═══ Data supplied

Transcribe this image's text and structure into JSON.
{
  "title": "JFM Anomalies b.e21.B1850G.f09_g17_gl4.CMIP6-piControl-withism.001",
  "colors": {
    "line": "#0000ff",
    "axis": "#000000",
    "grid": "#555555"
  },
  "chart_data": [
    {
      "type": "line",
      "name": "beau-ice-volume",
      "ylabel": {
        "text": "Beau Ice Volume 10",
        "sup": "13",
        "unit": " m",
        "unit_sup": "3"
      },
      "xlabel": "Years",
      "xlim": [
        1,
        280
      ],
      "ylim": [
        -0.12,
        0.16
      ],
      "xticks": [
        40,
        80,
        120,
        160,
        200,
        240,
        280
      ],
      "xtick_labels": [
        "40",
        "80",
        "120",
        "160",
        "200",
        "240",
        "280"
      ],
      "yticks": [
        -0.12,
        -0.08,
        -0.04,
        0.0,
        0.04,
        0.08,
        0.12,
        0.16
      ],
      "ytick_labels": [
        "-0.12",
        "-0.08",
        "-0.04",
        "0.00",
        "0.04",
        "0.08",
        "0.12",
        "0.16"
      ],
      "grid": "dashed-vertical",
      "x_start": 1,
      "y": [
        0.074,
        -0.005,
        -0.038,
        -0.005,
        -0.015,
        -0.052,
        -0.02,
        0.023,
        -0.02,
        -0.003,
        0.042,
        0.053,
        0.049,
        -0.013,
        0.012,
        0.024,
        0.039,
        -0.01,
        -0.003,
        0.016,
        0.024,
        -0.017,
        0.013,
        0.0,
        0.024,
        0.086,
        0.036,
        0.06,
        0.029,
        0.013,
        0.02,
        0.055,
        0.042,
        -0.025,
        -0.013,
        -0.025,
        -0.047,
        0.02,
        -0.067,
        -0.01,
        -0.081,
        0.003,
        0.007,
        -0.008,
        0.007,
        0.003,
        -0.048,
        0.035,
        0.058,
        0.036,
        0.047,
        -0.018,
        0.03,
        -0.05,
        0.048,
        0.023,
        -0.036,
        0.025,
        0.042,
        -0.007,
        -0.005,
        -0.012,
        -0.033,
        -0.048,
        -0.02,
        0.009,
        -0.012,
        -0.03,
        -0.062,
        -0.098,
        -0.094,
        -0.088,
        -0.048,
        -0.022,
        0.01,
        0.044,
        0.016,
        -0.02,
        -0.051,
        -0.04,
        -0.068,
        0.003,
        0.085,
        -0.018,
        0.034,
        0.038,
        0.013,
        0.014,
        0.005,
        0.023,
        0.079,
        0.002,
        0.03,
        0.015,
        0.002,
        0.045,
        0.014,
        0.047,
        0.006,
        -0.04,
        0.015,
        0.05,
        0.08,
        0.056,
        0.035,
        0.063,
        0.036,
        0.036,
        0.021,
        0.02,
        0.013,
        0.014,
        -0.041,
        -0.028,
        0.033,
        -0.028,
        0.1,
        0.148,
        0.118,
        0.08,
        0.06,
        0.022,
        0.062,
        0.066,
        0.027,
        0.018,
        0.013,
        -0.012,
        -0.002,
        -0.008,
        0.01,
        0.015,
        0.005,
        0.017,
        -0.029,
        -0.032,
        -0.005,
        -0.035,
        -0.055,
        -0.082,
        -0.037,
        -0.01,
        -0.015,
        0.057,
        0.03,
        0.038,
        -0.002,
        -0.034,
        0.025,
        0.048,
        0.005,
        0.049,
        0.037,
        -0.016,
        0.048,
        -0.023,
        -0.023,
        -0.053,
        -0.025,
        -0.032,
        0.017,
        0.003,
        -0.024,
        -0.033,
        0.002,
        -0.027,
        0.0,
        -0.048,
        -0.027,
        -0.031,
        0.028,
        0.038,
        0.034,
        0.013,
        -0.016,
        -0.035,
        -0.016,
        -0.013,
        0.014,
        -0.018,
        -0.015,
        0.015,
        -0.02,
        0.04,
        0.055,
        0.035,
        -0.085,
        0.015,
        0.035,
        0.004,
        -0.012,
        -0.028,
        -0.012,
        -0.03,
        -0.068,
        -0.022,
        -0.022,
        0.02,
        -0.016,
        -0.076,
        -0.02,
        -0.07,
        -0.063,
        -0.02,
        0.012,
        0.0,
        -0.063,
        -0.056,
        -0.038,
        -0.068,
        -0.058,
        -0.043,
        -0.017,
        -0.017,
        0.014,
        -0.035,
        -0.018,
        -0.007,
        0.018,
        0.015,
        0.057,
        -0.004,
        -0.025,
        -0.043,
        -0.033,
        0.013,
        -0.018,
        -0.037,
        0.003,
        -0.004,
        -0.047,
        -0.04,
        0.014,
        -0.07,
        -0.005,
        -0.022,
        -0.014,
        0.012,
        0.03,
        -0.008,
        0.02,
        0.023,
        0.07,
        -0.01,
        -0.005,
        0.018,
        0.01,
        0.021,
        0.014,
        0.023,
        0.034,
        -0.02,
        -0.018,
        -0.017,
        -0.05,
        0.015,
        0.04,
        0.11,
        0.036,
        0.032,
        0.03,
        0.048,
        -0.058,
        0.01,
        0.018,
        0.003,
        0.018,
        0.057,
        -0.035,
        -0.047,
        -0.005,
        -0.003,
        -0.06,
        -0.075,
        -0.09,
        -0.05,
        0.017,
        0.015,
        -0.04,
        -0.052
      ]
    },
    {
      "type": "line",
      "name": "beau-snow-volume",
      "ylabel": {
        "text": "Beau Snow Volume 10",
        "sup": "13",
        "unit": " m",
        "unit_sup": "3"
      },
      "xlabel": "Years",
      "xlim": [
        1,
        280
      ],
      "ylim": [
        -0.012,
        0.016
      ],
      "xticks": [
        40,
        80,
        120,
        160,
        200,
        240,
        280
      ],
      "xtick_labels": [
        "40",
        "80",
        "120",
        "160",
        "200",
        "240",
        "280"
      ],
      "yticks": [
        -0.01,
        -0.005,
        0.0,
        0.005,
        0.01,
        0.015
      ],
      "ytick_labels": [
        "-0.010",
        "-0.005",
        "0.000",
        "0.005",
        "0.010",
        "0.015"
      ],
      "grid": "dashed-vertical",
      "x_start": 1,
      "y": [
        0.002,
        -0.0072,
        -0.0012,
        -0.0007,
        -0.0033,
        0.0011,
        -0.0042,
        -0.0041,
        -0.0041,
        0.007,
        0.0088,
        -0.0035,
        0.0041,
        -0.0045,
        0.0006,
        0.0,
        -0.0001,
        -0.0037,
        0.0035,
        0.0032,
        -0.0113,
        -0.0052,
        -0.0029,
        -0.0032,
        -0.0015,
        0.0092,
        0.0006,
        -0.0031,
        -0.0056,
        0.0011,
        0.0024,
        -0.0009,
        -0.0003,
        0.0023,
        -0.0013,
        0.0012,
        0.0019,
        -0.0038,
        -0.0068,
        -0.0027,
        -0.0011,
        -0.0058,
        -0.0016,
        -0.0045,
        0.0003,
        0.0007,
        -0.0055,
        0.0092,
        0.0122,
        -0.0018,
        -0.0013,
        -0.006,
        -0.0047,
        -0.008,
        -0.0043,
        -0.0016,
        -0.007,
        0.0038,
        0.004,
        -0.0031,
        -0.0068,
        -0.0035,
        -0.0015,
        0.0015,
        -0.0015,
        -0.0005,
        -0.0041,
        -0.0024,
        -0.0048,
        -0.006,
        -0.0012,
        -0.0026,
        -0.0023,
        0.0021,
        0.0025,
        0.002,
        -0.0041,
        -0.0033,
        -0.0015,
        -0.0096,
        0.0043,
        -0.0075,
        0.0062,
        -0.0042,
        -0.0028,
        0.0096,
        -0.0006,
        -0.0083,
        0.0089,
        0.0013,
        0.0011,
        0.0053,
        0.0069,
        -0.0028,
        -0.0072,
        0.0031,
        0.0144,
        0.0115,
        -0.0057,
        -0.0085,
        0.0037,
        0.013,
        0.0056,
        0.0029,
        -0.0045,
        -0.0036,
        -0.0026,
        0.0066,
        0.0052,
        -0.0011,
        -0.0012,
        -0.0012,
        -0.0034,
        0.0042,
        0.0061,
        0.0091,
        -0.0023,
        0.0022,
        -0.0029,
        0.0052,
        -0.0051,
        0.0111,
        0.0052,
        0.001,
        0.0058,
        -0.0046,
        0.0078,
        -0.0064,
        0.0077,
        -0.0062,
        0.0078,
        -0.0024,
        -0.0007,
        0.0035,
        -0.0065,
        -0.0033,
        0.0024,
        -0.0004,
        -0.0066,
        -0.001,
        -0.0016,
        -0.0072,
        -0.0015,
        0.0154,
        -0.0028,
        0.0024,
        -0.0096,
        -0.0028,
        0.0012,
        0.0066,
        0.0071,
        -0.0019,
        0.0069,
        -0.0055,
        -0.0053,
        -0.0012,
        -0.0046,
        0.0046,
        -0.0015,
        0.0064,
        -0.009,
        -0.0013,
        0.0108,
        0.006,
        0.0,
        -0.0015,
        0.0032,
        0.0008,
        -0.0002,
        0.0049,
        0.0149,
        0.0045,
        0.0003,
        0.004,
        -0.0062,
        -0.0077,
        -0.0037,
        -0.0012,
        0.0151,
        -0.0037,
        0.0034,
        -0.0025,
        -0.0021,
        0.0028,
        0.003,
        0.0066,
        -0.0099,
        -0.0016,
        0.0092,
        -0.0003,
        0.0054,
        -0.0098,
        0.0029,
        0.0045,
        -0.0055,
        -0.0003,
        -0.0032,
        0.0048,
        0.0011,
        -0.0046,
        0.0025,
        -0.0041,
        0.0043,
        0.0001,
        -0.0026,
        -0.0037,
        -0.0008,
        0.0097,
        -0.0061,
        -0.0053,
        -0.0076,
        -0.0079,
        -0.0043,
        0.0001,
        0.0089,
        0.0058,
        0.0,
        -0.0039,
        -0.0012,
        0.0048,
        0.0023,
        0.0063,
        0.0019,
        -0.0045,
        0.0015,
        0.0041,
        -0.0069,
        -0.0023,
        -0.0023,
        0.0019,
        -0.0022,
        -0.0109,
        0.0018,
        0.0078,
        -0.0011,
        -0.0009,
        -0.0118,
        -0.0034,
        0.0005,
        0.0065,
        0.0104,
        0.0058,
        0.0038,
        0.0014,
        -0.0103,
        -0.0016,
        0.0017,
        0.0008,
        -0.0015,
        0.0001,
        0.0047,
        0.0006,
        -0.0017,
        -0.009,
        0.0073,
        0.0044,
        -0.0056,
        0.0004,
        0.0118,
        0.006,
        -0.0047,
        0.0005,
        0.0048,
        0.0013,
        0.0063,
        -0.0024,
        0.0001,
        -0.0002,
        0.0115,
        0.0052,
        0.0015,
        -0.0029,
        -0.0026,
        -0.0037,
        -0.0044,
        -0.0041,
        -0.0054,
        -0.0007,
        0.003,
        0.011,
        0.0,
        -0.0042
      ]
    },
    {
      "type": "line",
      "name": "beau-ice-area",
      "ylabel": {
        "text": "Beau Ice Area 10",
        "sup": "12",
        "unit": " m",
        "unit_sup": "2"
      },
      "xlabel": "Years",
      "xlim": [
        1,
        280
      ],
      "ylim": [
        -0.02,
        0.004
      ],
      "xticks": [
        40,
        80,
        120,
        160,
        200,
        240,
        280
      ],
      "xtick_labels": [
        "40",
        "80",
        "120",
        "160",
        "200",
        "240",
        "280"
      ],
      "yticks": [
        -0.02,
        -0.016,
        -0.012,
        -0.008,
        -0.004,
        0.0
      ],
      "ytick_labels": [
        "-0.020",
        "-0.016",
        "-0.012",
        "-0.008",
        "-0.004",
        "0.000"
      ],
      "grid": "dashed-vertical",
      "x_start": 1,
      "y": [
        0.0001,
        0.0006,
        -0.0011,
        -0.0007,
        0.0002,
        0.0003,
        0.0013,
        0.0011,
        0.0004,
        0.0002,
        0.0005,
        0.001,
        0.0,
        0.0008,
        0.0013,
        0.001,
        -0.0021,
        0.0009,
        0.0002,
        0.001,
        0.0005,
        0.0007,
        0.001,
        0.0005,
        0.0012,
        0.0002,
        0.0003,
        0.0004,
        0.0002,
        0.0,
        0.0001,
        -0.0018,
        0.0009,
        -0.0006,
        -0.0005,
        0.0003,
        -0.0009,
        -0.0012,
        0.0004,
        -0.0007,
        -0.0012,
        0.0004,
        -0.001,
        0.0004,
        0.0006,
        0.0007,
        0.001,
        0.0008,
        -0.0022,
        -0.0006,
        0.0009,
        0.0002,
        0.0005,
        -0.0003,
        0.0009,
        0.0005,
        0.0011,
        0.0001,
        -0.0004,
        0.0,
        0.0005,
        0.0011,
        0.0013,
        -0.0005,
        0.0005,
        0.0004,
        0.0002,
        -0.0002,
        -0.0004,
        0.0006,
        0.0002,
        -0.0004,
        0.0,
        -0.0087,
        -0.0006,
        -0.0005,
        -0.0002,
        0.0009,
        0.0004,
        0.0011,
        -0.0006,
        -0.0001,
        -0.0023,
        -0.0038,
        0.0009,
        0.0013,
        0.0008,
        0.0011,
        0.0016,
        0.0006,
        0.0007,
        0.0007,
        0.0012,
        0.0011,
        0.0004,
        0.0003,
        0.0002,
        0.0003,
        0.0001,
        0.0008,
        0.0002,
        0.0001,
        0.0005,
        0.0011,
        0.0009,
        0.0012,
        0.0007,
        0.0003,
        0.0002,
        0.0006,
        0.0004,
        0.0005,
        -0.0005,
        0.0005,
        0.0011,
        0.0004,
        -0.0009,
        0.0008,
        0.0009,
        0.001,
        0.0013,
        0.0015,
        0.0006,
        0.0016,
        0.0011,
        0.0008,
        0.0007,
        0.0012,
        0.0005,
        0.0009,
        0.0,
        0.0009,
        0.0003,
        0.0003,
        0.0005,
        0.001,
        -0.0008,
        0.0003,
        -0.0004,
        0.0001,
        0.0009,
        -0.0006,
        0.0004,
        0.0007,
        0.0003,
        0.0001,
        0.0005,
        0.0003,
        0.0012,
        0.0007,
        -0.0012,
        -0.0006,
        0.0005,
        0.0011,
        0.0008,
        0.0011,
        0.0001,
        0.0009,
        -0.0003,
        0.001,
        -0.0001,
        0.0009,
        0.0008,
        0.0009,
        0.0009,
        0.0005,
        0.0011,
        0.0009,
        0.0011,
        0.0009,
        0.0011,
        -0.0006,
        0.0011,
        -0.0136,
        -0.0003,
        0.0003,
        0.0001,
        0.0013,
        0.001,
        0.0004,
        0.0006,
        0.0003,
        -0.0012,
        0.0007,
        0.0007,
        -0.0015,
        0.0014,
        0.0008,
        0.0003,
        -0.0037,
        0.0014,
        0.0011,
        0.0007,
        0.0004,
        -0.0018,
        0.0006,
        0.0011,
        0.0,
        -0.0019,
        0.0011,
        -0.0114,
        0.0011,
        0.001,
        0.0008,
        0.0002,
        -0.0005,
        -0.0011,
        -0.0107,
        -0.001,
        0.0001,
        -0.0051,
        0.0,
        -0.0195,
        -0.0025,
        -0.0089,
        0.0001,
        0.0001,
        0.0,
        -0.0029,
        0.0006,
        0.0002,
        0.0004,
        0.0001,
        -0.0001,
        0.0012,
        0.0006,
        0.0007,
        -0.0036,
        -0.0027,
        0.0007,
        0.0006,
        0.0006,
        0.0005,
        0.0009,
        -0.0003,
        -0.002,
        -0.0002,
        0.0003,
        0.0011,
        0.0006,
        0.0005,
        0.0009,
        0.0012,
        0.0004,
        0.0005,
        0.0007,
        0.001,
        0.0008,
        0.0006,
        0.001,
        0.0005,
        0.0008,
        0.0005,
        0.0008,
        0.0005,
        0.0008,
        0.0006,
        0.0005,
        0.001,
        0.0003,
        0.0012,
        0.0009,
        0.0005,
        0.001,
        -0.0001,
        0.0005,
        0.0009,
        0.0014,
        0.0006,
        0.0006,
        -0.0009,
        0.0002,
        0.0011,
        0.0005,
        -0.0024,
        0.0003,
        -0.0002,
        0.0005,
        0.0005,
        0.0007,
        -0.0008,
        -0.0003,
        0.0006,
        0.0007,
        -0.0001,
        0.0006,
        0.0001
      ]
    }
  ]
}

══════

Copy down every line of the entries containing the word "name".

      "name": "beau-ice-volume",
      "name": "beau-snow-volume",
      "name": "beau-ice-area",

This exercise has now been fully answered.